**Your objective**
Write out all the lines again, precisely as they stand, but without the images.

--- START Provided records ---

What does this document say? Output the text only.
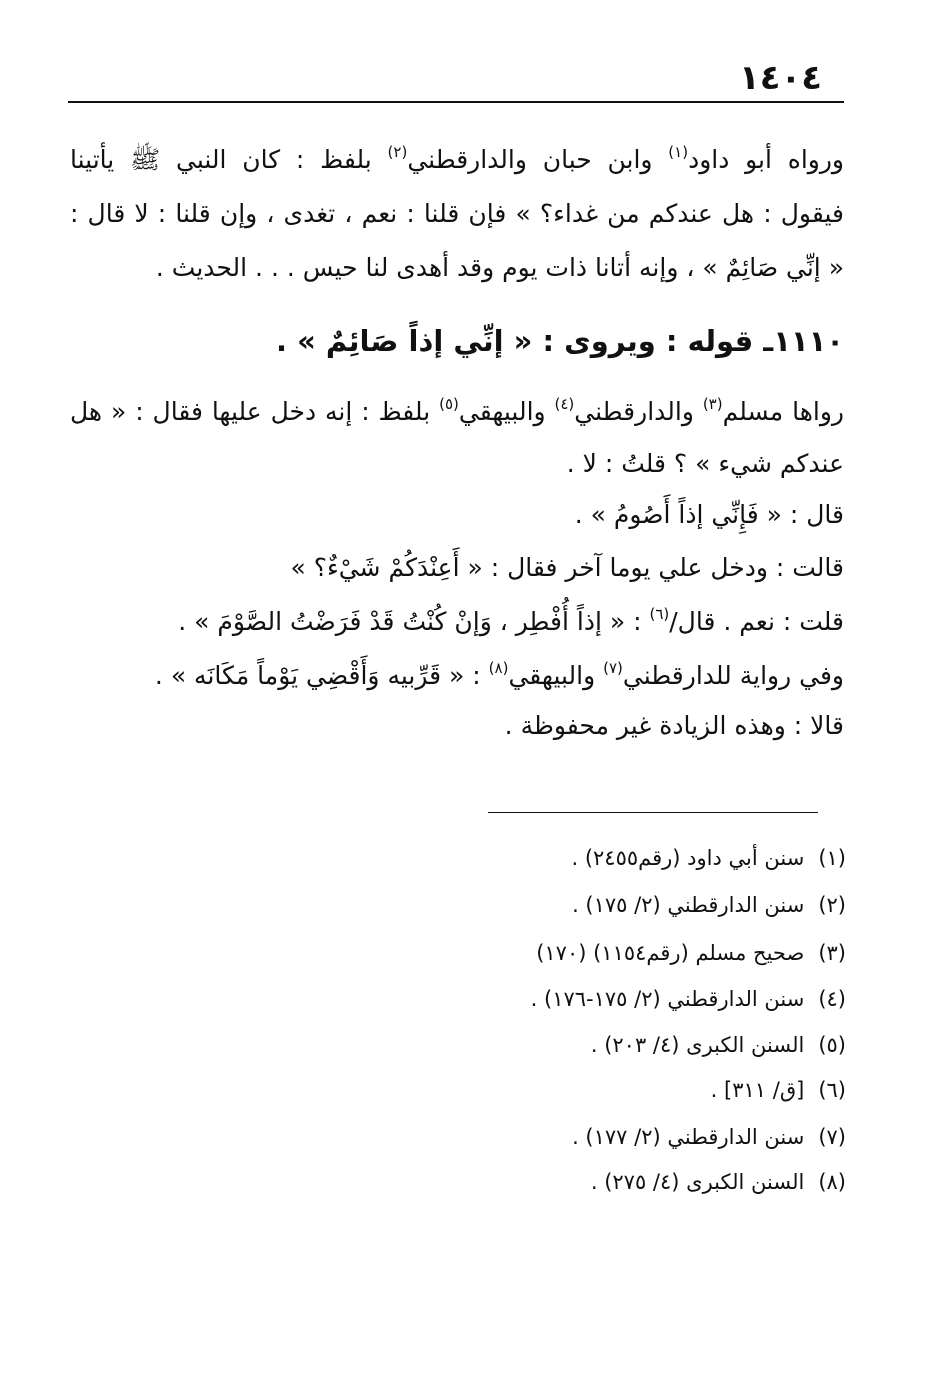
١٤٠٤
ورواه أبو داود$^{(١)}$ وابن حبان والدارقطني$^{(٢)}$ بلفظ : كان النبي ﷺ يأتينا
فيقول : هل عندكم من غداء؟ » فإن قلنا : نعم ، تغدى ، وإن قلنا : لا قال :
« إنِّي صَائِمٌ » ، وإنه أتانا ذات يوم وقد أهدى لنا حيس . . . الحديث .
١١١٠ـ قوله : ويروى : « إنِّي إذاً صَائِمٌ » .
رواها مسلم$^{(٣)}$ والدارقطني$^{(٤)}$ والبيهقي$^{(٥)}$ بلفظ : إنه دخل عليها فقال : « هل
عندكم شيء » ؟ قلتُ : لا .
قال : « فَإِنِّي إذاً أَصُومُ » .
قالت : ودخل علي يوما آخر فقال : « أَعِنْدَكُمْ شَيْءٌ؟ »
قلت : نعم . قال/$^{(٦)}$ : « إذاً أُفْطِر ، وَإنْ كُنْتُ قَدْ فَرَضْتُ الصَّوْمَ » .
وفي رواية للدارقطني$^{(٧)}$ والبيهقي$^{(٨)}$ : « قَرِّبيه وَأَقْضِي يَوْماً مَكَانَه » .
قالا : وهذه الزيادة غير محفوظة .
(١)سنن أبي داود (رقم٢٤٥٥) .
(٢)سنن الدارقطني (٢/ ١٧٥) .
(٣)صحيح مسلم (رقم١١٥٤) (١٧٠)
(٤)سنن الدارقطني (٢/ ١٧٥-١٧٦) .
(٥)السنن الكبرى (٤/ ٢٠٣) .
(٦)[ق/ ٣١١] .
(٧)سنن الدارقطني (٢/ ١٧٧) .
(٨)السنن الكبرى (٤/ ٢٧٥) .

--- END Provided records ---

**Exercise response**
What does this document say? Output the text only.
١٤٠٤
ورواه أبو داود$^{(١)}$ وابن حبان والدارقطني$^{(٢)}$ بلفظ : كان النبي ﷺ يأتينا
فيقول : هل عندكم من غداء؟ » فإن قلنا : نعم ، تغدى ، وإن قلنا : لا قال :
« إنِّي صَائِمٌ » ، وإنه أتانا ذات يوم وقد أهدى لنا حيس . . . الحديث .
١١١٠ـ قوله : ويروى : « إنِّي إذاً صَائِمٌ » .
رواها مسلم$^{(٣)}$ والدارقطني$^{(٤)}$ والبيهقي$^{(٥)}$ بلفظ : إنه دخل عليها فقال : « هل
عندكم شيء » ؟ قلتُ : لا .
قال : « فَإِنِّي إذاً أَصُومُ » .
قالت : ودخل علي يوما آخر فقال : « أَعِنْدَكُمْ شَيْءٌ؟ »
قلت : نعم . قال/$^{(٦)}$ : « إذاً أُفْطِر ، وَإنْ كُنْتُ قَدْ فَرَضْتُ الصَّوْمَ » .
وفي رواية للدارقطني$^{(٧)}$ والبيهقي$^{(٨)}$ : « قَرِّبيه وَأَقْضِي يَوْماً مَكَانَه » .
قالا : وهذه الزيادة غير محفوظة .
(١)سنن أبي داود (رقم٢٤٥٥) .
(٢)سنن الدارقطني (٢/ ١٧٥) .
(٣)صحيح مسلم (رقم١١٥٤) (١٧٠)
(٤)سنن الدارقطني (٢/ ١٧٥-١٧٦) .
(٥)السنن الكبرى (٤/ ٢٠٣) .
(٦)[ق/ ٣١١] .
(٧)سنن الدارقطني (٢/ ١٧٧) .
(٨)السنن الكبرى (٤/ ٢٧٥) .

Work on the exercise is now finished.